Task to complete →
Repeat the material in full. Keep every line exactly as it is.
** start of Exercise materials **
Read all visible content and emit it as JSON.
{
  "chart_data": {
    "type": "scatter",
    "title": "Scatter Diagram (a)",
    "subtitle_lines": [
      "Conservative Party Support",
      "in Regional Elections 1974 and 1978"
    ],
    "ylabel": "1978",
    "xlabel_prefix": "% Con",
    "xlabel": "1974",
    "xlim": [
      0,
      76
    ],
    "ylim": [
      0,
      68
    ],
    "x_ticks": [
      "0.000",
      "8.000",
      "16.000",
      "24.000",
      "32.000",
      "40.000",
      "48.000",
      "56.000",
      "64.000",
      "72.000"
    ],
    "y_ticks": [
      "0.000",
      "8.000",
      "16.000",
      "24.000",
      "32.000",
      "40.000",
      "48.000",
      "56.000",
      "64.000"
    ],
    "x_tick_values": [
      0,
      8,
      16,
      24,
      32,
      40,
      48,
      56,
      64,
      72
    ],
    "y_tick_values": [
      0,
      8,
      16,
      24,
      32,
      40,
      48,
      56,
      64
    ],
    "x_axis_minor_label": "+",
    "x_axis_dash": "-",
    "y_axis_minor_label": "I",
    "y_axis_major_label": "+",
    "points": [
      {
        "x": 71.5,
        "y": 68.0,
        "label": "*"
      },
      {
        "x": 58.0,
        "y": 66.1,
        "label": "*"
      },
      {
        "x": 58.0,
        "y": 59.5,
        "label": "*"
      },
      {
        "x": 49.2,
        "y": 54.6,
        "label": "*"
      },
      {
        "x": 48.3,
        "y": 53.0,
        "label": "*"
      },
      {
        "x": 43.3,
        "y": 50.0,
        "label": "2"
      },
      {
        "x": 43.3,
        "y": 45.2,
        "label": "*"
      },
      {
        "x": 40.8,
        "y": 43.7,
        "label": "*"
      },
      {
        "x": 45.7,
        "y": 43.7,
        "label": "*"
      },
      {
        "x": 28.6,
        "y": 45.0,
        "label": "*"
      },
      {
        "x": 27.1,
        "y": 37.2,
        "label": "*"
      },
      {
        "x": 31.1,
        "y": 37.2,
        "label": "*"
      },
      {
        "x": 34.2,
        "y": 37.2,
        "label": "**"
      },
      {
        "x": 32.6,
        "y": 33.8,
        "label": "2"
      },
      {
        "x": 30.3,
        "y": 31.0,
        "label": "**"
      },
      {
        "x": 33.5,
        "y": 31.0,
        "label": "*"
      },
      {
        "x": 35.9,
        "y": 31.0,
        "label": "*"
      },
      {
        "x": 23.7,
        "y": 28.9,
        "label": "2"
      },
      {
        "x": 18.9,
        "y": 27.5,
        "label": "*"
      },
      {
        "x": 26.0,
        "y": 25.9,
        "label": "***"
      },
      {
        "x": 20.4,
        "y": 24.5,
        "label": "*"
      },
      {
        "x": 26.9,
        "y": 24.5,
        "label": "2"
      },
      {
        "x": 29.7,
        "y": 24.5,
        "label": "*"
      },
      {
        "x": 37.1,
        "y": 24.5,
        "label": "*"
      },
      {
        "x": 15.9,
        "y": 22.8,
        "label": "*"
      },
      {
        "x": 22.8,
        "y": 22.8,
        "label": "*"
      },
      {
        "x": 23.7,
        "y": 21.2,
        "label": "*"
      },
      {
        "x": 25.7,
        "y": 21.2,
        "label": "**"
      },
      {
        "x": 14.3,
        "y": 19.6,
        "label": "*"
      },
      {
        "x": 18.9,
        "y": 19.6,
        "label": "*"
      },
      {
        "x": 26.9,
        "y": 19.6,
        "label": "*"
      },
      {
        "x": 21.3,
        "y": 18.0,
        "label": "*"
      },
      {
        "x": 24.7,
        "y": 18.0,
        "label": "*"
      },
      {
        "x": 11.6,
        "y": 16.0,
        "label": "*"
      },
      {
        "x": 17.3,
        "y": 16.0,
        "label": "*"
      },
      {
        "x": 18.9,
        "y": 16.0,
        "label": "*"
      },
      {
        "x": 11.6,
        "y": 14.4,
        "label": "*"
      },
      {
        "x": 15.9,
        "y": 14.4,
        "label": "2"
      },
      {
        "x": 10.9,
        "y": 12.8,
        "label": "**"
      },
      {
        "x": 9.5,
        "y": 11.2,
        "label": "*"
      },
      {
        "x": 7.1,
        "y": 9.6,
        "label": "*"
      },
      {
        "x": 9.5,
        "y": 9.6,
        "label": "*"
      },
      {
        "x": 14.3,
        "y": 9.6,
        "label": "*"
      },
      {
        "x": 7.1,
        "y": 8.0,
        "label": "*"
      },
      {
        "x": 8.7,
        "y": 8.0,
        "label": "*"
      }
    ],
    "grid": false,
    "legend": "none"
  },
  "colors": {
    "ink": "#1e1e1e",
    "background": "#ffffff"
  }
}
** end of Exercise materials **
Reply →
Read all visible content and emit it as JSON.
{
  "chart_data": {
    "type": "scatter",
    "title": "Scatter Diagram (a)",
    "subtitle_lines": [
      "Conservative Party Support",
      "in Regional Elections 1974 and 1978"
    ],
    "ylabel": "1978",
    "xlabel_prefix": "% Con",
    "xlabel": "1974",
    "xlim": [
      0,
      76
    ],
    "ylim": [
      0,
      68
    ],
    "x_ticks": [
      "0.000",
      "8.000",
      "16.000",
      "24.000",
      "32.000",
      "40.000",
      "48.000",
      "56.000",
      "64.000",
      "72.000"
    ],
    "y_ticks": [
      "0.000",
      "8.000",
      "16.000",
      "24.000",
      "32.000",
      "40.000",
      "48.000",
      "56.000",
      "64.000"
    ],
    "x_tick_values": [
      0,
      8,
      16,
      24,
      32,
      40,
      48,
      56,
      64,
      72
    ],
    "y_tick_values": [
      0,
      8,
      16,
      24,
      32,
      40,
      48,
      56,
      64
    ],
    "x_axis_minor_label": "+",
    "x_axis_dash": "-",
    "y_axis_minor_label": "I",
    "y_axis_major_label": "+",
    "points": [
      {
        "x": 71.5,
        "y": 68.0,
        "label": "*"
      },
      {
        "x": 58.0,
        "y": 66.1,
        "label": "*"
      },
      {
        "x": 58.0,
        "y": 59.5,
        "label": "*"
      },
      {
        "x": 49.2,
        "y": 54.6,
        "label": "*"
      },
      {
        "x": 48.3,
        "y": 53.0,
        "label": "*"
      },
      {
        "x": 43.3,
        "y": 50.0,
        "label": "2"
      },
      {
        "x": 43.3,
        "y": 45.2,
        "label": "*"
      },
      {
        "x": 40.8,
        "y": 43.7,
        "label": "*"
      },
      {
        "x": 45.7,
        "y": 43.7,
        "label": "*"
      },
      {
        "x": 28.6,
        "y": 45.0,
        "label": "*"
      },
      {
        "x": 27.1,
        "y": 37.2,
        "label": "*"
      },
      {
        "x": 31.1,
        "y": 37.2,
        "label": "*"
      },
      {
        "x": 34.2,
        "y": 37.2,
        "label": "**"
      },
      {
        "x": 32.6,
        "y": 33.8,
        "label": "2"
      },
      {
        "x": 30.3,
        "y": 31.0,
        "label": "**"
      },
      {
        "x": 33.5,
        "y": 31.0,
        "label": "*"
      },
      {
        "x": 35.9,
        "y": 31.0,
        "label": "*"
      },
      {
        "x": 23.7,
        "y": 28.9,
        "label": "2"
      },
      {
        "x": 18.9,
        "y": 27.5,
        "label": "*"
      },
      {
        "x": 26.0,
        "y": 25.9,
        "label": "***"
      },
      {
        "x": 20.4,
        "y": 24.5,
        "label": "*"
      },
      {
        "x": 26.9,
        "y": 24.5,
        "label": "2"
      },
      {
        "x": 29.7,
        "y": 24.5,
        "label": "*"
      },
      {
        "x": 37.1,
        "y": 24.5,
        "label": "*"
      },
      {
        "x": 15.9,
        "y": 22.8,
        "label": "*"
      },
      {
        "x": 22.8,
        "y": 22.8,
        "label": "*"
      },
      {
        "x": 23.7,
        "y": 21.2,
        "label": "*"
      },
      {
        "x": 25.7,
        "y": 21.2,
        "label": "**"
      },
      {
        "x": 14.3,
        "y": 19.6,
        "label": "*"
      },
      {
        "x": 18.9,
        "y": 19.6,
        "label": "*"
      },
      {
        "x": 26.9,
        "y": 19.6,
        "label": "*"
      },
      {
        "x": 21.3,
        "y": 18.0,
        "label": "*"
      },
      {
        "x": 24.7,
        "y": 18.0,
        "label": "*"
      },
      {
        "x": 11.6,
        "y": 16.0,
        "label": "*"
      },
      {
        "x": 17.3,
        "y": 16.0,
        "label": "*"
      },
      {
        "x": 18.9,
        "y": 16.0,
        "label": "*"
      },
      {
        "x": 11.6,
        "y": 14.4,
        "label": "*"
      },
      {
        "x": 15.9,
        "y": 14.4,
        "label": "2"
      },
      {
        "x": 10.9,
        "y": 12.8,
        "label": "**"
      },
      {
        "x": 9.5,
        "y": 11.2,
        "label": "*"
      },
      {
        "x": 7.1,
        "y": 9.6,
        "label": "*"
      },
      {
        "x": 9.5,
        "y": 9.6,
        "label": "*"
      },
      {
        "x": 14.3,
        "y": 9.6,
        "label": "*"
      },
      {
        "x": 7.1,
        "y": 8.0,
        "label": "*"
      },
      {
        "x": 8.7,
        "y": 8.0,
        "label": "*"
      }
    ],
    "grid": false,
    "legend": "none"
  },
  "colors": {
    "ink": "#1e1e1e",
    "background": "#ffffff"
  }
}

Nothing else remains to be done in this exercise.